**Required work:** From the listing that follows, extract every line and set it down unaltered.

**Records provided:**
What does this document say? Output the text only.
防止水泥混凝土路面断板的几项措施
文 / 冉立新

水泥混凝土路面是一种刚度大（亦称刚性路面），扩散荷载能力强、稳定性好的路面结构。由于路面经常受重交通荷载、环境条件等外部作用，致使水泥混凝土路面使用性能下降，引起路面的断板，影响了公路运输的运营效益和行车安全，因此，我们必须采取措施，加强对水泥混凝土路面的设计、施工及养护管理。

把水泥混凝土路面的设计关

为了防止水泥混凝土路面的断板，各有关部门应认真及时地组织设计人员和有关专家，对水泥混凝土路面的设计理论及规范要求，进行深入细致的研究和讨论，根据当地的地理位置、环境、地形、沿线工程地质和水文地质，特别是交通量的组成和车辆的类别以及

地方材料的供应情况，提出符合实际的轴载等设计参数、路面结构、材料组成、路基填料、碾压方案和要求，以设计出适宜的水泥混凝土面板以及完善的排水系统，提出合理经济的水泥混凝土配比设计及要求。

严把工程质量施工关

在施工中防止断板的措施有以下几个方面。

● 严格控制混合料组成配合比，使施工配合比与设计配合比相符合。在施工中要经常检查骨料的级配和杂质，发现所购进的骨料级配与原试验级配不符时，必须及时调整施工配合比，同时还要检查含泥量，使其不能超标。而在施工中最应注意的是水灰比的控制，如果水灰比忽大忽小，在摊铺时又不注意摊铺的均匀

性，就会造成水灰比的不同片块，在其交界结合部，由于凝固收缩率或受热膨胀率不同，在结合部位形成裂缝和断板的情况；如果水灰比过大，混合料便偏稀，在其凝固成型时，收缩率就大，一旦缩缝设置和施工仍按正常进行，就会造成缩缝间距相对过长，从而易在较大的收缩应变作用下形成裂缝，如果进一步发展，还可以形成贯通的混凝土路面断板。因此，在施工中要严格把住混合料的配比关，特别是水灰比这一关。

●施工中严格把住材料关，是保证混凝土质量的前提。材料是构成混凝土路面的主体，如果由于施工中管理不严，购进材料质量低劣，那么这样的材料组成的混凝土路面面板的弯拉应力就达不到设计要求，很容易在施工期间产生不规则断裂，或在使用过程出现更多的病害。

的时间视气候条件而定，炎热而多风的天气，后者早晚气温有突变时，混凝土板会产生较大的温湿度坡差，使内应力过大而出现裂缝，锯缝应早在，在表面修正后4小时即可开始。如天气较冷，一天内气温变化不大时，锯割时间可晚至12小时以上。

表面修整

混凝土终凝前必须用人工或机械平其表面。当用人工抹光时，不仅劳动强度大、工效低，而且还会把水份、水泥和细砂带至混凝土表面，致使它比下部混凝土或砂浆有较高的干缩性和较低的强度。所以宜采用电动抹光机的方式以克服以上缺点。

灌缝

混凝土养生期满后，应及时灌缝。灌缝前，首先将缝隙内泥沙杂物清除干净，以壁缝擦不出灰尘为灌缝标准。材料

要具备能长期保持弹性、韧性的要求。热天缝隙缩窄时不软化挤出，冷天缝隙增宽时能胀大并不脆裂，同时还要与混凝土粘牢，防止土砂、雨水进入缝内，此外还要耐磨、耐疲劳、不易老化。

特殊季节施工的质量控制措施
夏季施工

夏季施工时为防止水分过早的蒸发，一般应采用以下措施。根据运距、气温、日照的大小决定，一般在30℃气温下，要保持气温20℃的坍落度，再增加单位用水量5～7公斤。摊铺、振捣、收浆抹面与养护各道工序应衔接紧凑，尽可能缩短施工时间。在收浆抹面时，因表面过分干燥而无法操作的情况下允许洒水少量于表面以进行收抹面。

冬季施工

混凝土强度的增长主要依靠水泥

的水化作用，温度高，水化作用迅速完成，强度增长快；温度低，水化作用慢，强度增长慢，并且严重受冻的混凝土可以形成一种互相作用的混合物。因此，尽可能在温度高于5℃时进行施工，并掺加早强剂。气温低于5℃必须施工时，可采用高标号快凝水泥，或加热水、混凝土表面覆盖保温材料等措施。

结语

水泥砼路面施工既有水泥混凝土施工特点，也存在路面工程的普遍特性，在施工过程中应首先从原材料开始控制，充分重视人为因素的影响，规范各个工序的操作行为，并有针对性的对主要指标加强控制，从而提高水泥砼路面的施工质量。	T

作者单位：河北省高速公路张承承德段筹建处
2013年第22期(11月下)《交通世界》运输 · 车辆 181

**Written response:**
What does this document say? Output the text only.
防止水泥混凝土路面断板的几项措施
文 / 冉立新

水泥混凝土路面是一种刚度大（亦称刚性路面），扩散荷载能力强、稳定性好的路面结构。由于路面经常受重交通荷载、环境条件等外部作用，致使水泥混凝土路面使用性能下降，引起路面的断板，影响了公路运输的运营效益和行车安全，因此，我们必须采取措施，加强对水泥混凝土路面的设计、施工及养护管理。

把水泥混凝土路面的设计关

为了防止水泥混凝土路面的断板，各有关部门应认真及时地组织设计人员和有关专家，对水泥混凝土路面的设计理论及规范要求，进行深入细致的研究和讨论，根据当地的地理位置、环境、地形、沿线工程地质和水文地质，特别是交通量的组成和车辆的类别以及

地方材料的供应情况，提出符合实际的轴载等设计参数、路面结构、材料组成、路基填料、碾压方案和要求，以设计出适宜的水泥混凝土面板以及完善的排水系统，提出合理经济的水泥混凝土配比设计及要求。

严把工程质量施工关

在施工中防止断板的措施有以下几个方面。

● 严格控制混合料组成配合比，使施工配合比与设计配合比相符合。在施工中要经常检查骨料的级配和杂质，发现所购进的骨料级配与原试验级配不符时，必须及时调整施工配合比，同时还要检查含泥量，使其不能超标。而在施工中最应注意的是水灰比的控制，如果水灰比忽大忽小，在摊铺时又不注意摊铺的均匀

性，就会造成水灰比的不同片块，在其交界结合部，由于凝固收缩率或受热膨胀率不同，在结合部位形成裂缝和断板的情况；如果水灰比过大，混合料便偏稀，在其凝固成型时，收缩率就大，一旦缩缝设置和施工仍按正常进行，就会造成缩缝间距相对过长，从而易在较大的收缩应变作用下形成裂缝，如果进一步发展，还可以形成贯通的混凝土路面断板。因此，在施工中要严格把住混合料的配比关，特别是水灰比这一关。

●施工中严格把住材料关，是保证混凝土质量的前提。材料是构成混凝土路面的主体，如果由于施工中管理不严，购进材料质量低劣，那么这样的材料组成的混凝土路面面板的弯拉应力就达不到设计要求，很容易在施工期间产生不规则断裂，或在使用过程出现更多的病害。

的时间视气候条件而定，炎热而多风的天气，后者早晚气温有突变时，混凝土板会产生较大的温湿度坡差，使内应力过大而出现裂缝，锯缝应早在，在表面修正后4小时即可开始。如天气较冷，一天内气温变化不大时，锯割时间可晚至12小时以上。

表面修整

混凝土终凝前必须用人工或机械平其表面。当用人工抹光时，不仅劳动强度大、工效低，而且还会把水份、水泥和细砂带至混凝土表面，致使它比下部混凝土或砂浆有较高的干缩性和较低的强度。所以宜采用电动抹光机的方式以克服以上缺点。

灌缝

混凝土养生期满后，应及时灌缝。灌缝前，首先将缝隙内泥沙杂物清除干净，以壁缝擦不出灰尘为灌缝标准。材料

要具备能长期保持弹性、韧性的要求。热天缝隙缩窄时不软化挤出，冷天缝隙增宽时能胀大并不脆裂，同时还要与混凝土粘牢，防止土砂、雨水进入缝内，此外还要耐磨、耐疲劳、不易老化。

特殊季节施工的质量控制措施
夏季施工

夏季施工时为防止水分过早的蒸发，一般应采用以下措施。根据运距、气温、日照的大小决定，一般在30℃气温下，要保持气温20℃的坍落度，再增加单位用水量5～7公斤。摊铺、振捣、收浆抹面与养护各道工序应衔接紧凑，尽可能缩短施工时间。在收浆抹面时，因表面过分干燥而无法操作的情况下允许洒水少量于表面以进行收抹面。

冬季施工

混凝土强度的增长主要依靠水泥

的水化作用，温度高，水化作用迅速完成，强度增长快；温度低，水化作用慢，强度增长慢，并且严重受冻的混凝土可以形成一种互相作用的混合物。因此，尽可能在温度高于5℃时进行施工，并掺加早强剂。气温低于5℃必须施工时，可采用高标号快凝水泥，或加热水、混凝土表面覆盖保温材料等措施。

结语

水泥砼路面施工既有水泥混凝土施工特点，也存在路面工程的普遍特性，在施工过程中应首先从原材料开始控制，充分重视人为因素的影响，规范各个工序的操作行为，并有针对性的对主要指标加强控制，从而提高水泥砼路面的施工质量。	T

作者单位：河北省高速公路张承承德段筹建处
2013年第22期(11月下)《交通世界》运输 · 车辆 181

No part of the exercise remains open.